### [Your objective]
Look through the data below. Show each line where the string "Depósito" occurs.

### [Information given]
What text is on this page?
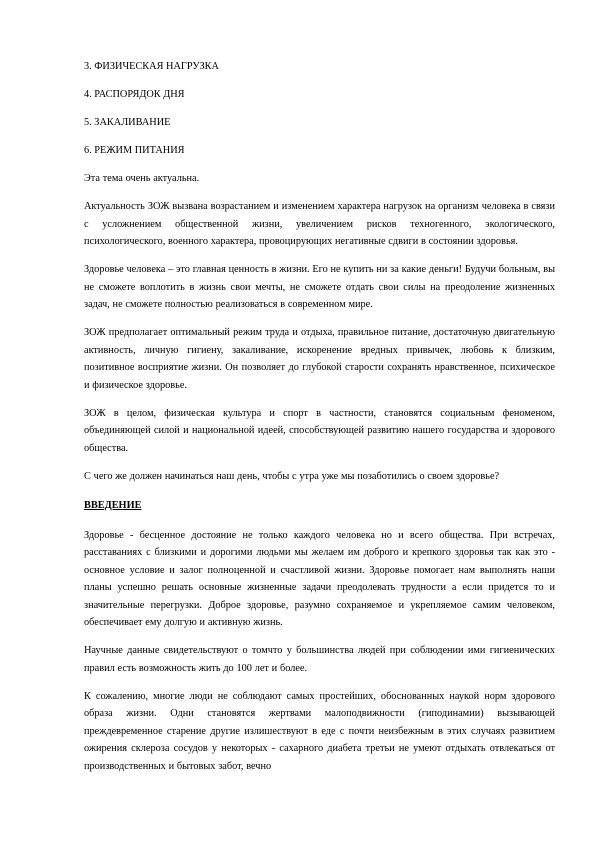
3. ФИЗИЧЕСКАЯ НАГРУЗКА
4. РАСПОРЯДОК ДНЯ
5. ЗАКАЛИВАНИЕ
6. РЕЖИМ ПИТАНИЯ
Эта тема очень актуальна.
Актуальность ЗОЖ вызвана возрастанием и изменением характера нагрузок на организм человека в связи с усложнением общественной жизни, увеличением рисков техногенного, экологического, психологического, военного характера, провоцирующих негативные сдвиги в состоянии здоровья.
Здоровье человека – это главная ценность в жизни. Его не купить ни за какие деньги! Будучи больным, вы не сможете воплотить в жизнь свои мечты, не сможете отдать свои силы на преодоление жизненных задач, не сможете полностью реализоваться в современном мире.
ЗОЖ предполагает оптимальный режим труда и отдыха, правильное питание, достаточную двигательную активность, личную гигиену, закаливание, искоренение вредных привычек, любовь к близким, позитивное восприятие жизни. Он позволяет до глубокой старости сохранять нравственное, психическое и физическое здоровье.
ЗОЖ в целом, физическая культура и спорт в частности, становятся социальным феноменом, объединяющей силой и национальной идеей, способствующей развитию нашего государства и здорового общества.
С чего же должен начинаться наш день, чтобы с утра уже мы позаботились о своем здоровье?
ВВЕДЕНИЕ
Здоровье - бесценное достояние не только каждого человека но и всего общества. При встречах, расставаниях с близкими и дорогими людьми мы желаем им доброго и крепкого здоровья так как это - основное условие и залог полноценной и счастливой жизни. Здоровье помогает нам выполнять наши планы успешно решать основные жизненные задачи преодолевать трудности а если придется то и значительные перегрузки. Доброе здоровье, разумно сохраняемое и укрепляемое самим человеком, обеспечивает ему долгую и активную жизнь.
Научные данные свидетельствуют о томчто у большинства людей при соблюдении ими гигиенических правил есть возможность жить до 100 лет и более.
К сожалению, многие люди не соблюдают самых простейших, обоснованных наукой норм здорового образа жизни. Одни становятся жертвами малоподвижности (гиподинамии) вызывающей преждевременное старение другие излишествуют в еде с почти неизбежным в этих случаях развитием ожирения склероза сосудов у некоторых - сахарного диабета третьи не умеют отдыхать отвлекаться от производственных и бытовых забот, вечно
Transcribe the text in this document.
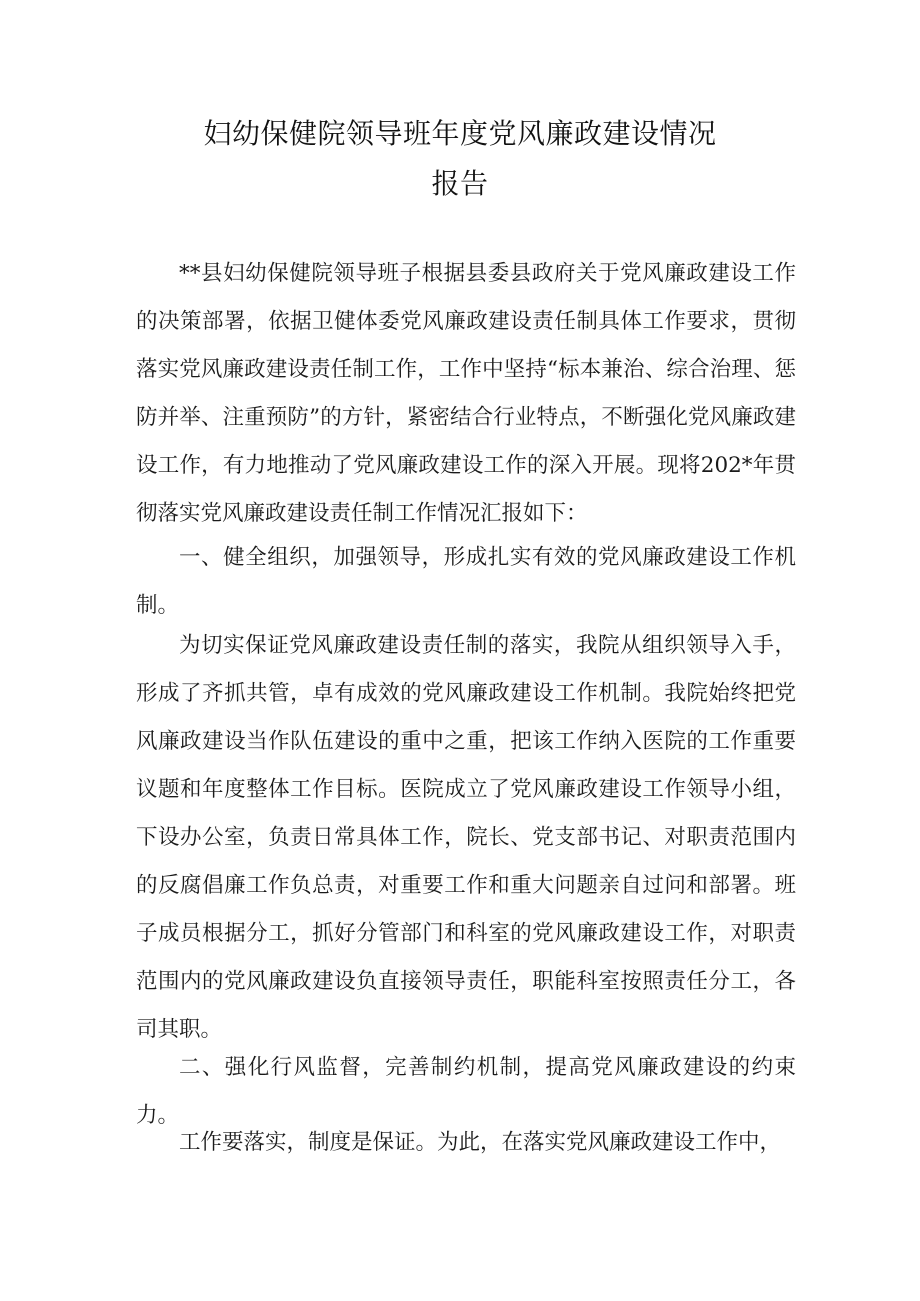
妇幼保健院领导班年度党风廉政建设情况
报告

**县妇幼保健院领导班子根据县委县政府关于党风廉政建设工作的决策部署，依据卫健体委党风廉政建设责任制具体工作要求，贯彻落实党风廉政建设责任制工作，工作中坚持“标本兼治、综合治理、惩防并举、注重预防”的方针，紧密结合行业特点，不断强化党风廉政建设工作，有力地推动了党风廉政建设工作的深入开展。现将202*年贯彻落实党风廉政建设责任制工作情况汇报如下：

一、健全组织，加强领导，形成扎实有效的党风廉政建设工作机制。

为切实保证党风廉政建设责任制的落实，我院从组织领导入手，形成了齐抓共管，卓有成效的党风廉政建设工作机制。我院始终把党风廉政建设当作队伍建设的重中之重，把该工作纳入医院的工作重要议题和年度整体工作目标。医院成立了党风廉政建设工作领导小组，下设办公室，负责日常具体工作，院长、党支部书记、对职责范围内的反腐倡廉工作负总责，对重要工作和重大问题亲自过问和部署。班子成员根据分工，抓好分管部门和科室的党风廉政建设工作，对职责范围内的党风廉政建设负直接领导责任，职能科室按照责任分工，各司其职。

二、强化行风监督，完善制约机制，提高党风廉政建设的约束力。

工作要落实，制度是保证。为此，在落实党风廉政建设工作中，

==

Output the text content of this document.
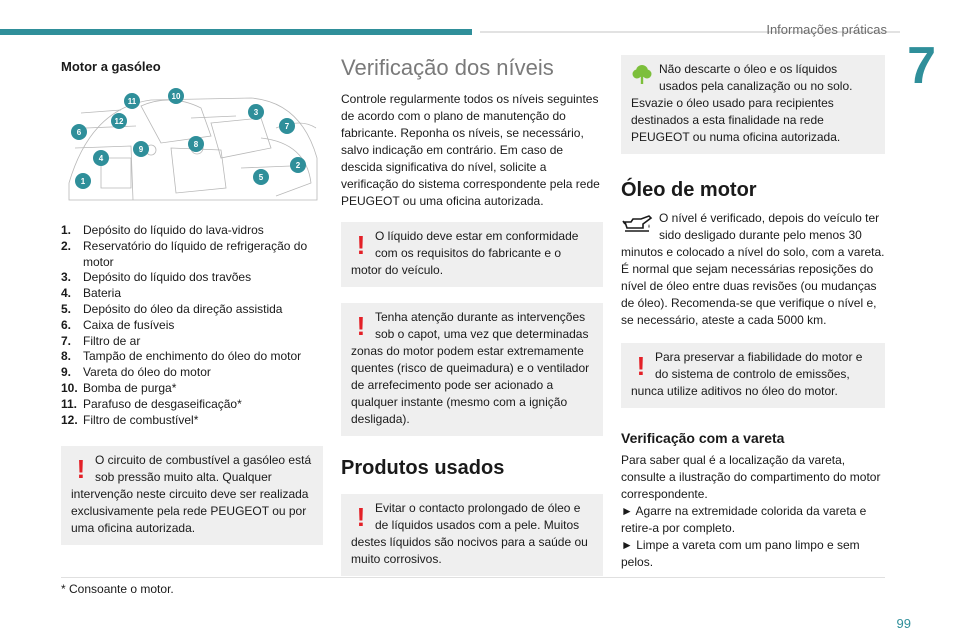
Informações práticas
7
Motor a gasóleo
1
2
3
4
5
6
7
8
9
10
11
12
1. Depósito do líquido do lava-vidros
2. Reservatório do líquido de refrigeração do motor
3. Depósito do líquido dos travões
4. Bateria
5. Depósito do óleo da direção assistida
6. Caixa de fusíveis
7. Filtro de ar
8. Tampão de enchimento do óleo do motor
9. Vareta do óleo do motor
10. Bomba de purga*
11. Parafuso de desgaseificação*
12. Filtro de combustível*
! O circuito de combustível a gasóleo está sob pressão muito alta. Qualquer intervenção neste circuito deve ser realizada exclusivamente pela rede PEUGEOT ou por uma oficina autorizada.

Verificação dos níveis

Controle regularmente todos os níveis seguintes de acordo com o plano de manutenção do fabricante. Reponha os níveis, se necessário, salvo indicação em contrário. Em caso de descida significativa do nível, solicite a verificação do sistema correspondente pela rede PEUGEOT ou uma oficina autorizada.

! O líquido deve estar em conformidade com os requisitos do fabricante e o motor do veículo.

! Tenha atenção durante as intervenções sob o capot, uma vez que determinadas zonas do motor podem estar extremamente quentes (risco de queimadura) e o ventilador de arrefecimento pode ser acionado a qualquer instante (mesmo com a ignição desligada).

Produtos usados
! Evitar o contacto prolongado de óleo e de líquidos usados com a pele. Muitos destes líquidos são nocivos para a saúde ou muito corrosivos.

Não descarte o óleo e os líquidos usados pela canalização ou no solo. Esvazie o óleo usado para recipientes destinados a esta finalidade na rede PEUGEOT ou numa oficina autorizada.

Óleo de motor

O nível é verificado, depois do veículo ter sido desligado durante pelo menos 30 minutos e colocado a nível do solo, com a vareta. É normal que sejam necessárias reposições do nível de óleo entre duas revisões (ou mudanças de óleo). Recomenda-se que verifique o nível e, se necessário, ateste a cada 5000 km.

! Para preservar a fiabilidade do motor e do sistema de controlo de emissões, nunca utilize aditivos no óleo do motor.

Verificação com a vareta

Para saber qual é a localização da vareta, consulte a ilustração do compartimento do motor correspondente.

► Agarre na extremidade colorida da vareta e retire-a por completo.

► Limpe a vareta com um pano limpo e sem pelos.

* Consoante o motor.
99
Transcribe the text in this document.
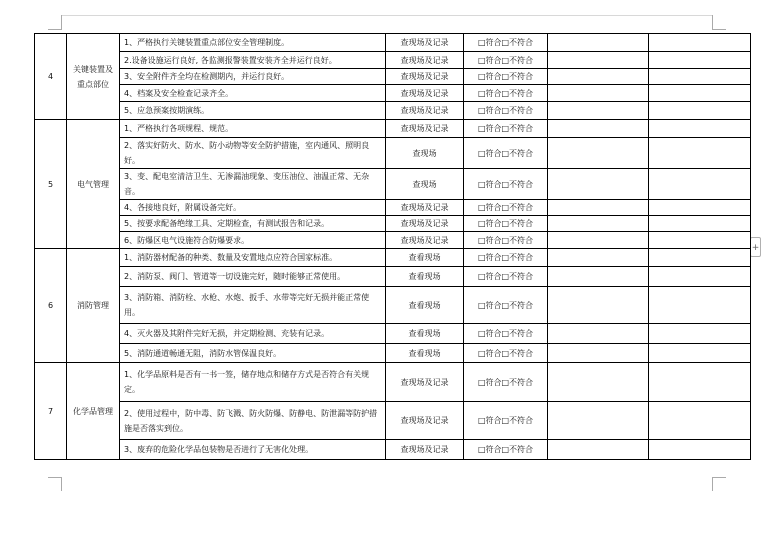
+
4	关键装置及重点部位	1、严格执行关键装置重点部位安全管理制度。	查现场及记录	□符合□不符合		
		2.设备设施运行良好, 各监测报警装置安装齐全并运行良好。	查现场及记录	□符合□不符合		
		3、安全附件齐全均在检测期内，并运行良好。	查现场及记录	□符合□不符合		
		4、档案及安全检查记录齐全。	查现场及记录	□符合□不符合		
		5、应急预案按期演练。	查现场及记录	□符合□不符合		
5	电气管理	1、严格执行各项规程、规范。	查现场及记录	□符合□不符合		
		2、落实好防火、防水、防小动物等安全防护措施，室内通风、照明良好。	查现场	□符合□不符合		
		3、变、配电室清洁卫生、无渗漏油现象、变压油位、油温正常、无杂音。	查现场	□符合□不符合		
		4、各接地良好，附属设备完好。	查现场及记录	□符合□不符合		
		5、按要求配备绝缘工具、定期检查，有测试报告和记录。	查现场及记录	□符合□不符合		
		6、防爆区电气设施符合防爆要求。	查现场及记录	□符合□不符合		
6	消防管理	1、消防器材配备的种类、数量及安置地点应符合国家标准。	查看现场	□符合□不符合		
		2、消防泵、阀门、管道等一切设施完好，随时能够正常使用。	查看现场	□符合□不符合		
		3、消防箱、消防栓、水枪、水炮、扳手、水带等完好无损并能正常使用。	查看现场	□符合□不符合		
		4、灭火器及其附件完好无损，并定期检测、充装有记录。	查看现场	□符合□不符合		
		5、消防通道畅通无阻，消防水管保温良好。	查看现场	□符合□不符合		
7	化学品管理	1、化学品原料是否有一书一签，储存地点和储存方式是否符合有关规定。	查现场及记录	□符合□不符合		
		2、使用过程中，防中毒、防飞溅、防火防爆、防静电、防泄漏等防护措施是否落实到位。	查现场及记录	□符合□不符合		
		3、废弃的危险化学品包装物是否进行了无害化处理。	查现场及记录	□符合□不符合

...

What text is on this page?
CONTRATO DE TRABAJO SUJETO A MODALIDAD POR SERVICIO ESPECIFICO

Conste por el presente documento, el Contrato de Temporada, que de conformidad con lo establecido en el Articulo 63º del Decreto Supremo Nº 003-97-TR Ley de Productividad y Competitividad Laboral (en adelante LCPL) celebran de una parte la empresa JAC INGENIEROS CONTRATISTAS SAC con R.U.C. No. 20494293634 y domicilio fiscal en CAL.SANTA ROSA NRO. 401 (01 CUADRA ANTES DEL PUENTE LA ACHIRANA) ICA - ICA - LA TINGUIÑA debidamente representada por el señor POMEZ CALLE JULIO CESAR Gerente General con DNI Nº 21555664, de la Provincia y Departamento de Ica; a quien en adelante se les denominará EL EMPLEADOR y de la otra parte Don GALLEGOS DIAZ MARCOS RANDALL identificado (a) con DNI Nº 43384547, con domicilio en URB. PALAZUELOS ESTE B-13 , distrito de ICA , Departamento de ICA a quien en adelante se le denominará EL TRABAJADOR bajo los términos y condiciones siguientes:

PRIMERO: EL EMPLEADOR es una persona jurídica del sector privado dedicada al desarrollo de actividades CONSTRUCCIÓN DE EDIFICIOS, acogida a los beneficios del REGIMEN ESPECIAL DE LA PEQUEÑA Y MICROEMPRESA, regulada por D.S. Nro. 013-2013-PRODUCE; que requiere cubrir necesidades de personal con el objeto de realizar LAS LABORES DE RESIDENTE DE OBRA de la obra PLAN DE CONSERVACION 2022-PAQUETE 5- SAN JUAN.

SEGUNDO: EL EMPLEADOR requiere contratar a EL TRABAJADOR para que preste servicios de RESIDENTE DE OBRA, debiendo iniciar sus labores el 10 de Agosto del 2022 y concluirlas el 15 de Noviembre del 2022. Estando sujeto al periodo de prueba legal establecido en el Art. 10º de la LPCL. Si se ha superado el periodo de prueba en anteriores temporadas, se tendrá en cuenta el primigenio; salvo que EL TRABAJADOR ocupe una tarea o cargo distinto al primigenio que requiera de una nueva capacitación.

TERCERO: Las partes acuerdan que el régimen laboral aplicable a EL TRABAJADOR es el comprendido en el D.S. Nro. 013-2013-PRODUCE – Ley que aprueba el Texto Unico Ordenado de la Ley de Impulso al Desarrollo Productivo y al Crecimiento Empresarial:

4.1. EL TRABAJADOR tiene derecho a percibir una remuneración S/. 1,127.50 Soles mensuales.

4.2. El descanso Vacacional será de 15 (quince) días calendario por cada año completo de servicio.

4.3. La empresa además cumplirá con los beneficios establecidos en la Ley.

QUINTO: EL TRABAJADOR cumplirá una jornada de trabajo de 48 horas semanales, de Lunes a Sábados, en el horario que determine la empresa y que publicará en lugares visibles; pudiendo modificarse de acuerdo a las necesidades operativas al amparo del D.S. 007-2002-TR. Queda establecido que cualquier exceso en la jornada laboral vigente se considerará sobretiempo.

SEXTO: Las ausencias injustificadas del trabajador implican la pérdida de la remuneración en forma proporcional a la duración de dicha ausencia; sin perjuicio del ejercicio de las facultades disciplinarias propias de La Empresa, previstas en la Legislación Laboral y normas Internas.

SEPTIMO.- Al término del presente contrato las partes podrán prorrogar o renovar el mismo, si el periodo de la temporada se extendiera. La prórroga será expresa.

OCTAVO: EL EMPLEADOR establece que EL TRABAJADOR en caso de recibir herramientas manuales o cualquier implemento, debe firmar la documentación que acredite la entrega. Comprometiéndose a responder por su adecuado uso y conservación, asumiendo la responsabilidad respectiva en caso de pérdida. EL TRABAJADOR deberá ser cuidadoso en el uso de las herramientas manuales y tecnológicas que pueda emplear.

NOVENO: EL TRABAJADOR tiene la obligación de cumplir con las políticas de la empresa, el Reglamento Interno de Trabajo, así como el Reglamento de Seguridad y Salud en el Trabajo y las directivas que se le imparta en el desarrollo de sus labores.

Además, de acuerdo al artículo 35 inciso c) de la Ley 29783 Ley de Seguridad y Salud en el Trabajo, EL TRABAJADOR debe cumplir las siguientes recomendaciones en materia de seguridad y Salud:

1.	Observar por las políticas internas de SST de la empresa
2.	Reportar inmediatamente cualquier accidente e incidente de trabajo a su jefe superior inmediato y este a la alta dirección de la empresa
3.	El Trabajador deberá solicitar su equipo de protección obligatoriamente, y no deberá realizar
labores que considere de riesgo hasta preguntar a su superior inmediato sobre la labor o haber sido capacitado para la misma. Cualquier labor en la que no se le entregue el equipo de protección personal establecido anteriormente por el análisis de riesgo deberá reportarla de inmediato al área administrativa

### [Output of the exercise]
1. Depósito do líquido do lava-vidros
3. Depósito do líquido dos travões
5. Depósito do óleo da direção assistida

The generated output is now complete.